--- Begin RECORDS FOR THE TASK ---
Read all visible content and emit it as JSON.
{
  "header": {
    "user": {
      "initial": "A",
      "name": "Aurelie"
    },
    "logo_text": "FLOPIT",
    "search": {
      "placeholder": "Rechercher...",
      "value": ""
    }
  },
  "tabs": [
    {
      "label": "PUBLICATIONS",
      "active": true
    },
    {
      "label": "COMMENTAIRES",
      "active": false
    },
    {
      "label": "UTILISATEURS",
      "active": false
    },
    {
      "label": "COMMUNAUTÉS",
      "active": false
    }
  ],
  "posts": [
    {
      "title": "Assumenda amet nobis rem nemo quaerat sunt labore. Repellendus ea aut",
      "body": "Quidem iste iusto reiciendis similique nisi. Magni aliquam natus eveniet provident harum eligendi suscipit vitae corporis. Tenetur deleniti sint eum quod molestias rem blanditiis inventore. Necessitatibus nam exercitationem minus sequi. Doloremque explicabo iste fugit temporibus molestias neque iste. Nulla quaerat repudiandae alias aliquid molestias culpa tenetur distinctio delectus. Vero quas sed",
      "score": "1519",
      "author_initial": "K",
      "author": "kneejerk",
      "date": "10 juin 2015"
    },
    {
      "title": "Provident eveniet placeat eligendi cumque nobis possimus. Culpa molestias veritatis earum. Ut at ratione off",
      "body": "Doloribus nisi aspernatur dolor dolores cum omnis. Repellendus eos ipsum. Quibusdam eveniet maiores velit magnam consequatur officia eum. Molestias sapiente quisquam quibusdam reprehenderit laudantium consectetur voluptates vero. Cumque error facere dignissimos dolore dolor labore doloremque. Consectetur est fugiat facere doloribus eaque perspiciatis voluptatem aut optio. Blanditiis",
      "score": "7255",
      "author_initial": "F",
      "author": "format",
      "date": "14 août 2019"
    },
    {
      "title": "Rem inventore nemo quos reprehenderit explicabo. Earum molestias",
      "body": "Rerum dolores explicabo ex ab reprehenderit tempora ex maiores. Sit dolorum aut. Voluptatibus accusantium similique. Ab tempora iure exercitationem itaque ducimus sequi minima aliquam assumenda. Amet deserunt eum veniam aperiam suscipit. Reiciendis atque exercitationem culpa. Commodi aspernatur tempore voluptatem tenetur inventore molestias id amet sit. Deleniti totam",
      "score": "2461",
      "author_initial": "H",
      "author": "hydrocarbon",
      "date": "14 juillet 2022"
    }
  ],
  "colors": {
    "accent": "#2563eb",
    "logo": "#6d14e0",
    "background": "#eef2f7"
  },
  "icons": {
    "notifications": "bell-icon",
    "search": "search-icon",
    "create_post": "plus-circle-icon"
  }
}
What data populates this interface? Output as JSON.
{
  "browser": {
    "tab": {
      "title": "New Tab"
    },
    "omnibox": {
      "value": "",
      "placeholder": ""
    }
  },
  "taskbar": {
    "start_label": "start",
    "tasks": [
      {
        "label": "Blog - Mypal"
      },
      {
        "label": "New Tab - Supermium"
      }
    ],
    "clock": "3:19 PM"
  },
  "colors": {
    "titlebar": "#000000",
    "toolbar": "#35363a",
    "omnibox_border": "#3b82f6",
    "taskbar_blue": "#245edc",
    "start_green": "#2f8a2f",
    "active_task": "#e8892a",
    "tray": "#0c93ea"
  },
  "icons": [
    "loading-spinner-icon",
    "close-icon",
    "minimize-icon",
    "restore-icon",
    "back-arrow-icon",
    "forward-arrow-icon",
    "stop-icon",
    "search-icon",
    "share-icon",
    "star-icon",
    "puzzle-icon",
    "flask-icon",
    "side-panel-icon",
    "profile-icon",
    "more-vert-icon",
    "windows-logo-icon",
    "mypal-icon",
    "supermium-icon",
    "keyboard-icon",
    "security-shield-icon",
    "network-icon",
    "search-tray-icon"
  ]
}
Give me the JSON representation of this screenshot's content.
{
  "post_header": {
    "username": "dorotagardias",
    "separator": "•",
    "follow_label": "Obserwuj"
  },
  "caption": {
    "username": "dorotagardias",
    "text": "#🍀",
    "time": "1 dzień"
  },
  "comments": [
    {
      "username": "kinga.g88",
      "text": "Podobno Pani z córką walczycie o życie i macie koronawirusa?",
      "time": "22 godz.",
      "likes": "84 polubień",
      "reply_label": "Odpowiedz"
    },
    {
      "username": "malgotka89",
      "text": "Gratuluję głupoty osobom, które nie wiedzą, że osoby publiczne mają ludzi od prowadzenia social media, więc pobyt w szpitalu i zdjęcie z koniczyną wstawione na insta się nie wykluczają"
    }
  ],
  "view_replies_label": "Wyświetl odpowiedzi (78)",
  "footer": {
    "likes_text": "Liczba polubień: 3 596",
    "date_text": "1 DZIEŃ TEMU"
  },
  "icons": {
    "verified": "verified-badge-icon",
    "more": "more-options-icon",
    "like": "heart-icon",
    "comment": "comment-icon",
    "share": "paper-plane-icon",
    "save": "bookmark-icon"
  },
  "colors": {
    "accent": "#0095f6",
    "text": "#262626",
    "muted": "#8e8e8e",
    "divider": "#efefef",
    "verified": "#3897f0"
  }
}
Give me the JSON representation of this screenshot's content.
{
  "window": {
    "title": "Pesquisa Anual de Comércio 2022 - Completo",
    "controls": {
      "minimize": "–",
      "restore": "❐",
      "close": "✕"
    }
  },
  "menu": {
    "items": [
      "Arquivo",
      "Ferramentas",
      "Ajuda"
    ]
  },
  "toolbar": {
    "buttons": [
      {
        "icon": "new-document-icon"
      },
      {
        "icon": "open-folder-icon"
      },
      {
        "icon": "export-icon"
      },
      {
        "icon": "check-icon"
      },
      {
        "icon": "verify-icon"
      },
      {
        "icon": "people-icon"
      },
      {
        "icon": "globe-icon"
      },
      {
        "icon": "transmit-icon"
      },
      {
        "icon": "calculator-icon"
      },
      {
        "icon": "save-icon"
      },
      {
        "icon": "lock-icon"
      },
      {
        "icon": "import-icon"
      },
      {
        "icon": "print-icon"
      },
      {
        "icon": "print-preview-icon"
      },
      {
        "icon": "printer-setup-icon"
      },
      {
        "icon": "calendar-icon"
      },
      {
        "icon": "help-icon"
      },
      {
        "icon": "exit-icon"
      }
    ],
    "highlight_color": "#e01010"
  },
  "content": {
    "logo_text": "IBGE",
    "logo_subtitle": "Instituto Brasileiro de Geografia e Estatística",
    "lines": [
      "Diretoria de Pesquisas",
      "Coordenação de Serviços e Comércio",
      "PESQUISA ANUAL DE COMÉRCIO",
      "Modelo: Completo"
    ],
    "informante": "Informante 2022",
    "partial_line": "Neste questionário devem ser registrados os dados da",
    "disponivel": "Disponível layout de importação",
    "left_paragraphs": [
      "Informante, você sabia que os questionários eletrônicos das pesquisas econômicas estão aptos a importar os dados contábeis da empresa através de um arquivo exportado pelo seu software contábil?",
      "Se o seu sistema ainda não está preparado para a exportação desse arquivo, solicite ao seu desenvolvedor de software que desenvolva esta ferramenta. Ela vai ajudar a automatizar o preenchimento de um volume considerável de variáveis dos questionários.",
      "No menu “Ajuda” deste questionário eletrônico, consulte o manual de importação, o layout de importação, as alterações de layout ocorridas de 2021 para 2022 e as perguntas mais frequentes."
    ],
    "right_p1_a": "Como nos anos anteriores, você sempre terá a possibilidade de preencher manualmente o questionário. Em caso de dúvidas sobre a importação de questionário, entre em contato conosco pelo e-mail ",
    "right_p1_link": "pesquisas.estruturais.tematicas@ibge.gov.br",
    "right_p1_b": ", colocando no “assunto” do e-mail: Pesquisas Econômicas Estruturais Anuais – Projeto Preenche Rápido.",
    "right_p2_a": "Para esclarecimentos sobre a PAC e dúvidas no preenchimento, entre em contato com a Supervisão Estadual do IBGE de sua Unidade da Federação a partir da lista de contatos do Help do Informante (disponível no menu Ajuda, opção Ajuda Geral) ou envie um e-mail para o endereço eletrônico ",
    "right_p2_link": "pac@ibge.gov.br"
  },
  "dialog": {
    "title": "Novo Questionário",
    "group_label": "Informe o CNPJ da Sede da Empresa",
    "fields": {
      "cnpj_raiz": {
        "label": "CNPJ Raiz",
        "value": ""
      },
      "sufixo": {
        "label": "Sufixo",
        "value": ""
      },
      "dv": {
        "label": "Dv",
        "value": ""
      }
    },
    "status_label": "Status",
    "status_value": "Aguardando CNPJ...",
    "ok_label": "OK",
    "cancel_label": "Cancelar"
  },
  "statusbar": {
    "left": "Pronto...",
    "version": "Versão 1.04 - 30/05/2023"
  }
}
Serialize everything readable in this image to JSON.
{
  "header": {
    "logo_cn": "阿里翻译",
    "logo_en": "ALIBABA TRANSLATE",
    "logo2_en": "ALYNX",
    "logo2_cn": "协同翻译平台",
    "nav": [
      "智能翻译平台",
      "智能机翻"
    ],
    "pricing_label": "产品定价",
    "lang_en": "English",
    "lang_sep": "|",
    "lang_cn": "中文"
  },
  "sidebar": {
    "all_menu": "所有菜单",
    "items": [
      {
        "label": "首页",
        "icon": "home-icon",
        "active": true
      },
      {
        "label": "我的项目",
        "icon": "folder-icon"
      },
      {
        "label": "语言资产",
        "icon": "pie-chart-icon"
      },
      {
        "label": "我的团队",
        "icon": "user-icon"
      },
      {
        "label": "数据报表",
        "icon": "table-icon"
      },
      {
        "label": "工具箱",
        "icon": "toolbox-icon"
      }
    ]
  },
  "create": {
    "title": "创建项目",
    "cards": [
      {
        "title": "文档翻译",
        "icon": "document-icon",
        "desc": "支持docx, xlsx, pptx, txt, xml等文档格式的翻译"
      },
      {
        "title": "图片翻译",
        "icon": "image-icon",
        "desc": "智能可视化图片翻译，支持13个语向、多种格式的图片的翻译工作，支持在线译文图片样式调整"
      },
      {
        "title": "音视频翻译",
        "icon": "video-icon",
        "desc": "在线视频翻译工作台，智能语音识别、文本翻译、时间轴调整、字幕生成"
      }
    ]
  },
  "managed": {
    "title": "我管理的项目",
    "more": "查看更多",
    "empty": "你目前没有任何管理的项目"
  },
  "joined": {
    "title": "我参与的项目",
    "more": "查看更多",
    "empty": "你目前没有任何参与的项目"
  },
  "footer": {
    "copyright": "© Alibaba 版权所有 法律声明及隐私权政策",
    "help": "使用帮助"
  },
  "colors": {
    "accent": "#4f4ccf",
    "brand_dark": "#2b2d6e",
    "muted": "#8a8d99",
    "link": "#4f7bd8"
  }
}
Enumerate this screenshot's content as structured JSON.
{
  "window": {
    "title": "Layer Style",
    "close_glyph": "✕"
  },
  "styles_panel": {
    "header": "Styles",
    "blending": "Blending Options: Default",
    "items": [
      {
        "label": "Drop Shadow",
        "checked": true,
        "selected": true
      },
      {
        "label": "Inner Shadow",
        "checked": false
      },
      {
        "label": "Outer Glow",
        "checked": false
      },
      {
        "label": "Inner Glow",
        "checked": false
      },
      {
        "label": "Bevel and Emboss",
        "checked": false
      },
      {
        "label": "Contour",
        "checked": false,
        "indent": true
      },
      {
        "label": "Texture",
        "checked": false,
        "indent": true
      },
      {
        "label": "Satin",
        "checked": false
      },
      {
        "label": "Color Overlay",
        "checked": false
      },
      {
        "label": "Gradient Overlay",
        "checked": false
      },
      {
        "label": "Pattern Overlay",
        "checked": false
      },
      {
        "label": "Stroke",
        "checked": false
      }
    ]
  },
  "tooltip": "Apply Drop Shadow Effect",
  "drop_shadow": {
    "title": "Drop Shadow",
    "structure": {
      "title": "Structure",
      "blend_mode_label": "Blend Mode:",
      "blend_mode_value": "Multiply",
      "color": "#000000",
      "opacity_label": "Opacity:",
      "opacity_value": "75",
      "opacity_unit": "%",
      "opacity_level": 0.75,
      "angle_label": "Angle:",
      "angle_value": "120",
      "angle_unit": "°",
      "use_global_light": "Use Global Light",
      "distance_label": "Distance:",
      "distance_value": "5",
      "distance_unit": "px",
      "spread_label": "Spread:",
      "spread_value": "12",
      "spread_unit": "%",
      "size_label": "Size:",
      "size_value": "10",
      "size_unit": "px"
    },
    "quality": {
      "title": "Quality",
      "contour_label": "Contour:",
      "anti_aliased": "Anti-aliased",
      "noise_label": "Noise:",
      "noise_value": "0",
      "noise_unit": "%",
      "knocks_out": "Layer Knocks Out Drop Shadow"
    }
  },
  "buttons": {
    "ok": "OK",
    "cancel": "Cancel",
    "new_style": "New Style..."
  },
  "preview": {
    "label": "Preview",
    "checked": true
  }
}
--- End RECORDS FOR THE TASK ---
THE PROBLEM: Identify how many lines in the entries above include the string "document", then state that number alone.

THE REPLY: 2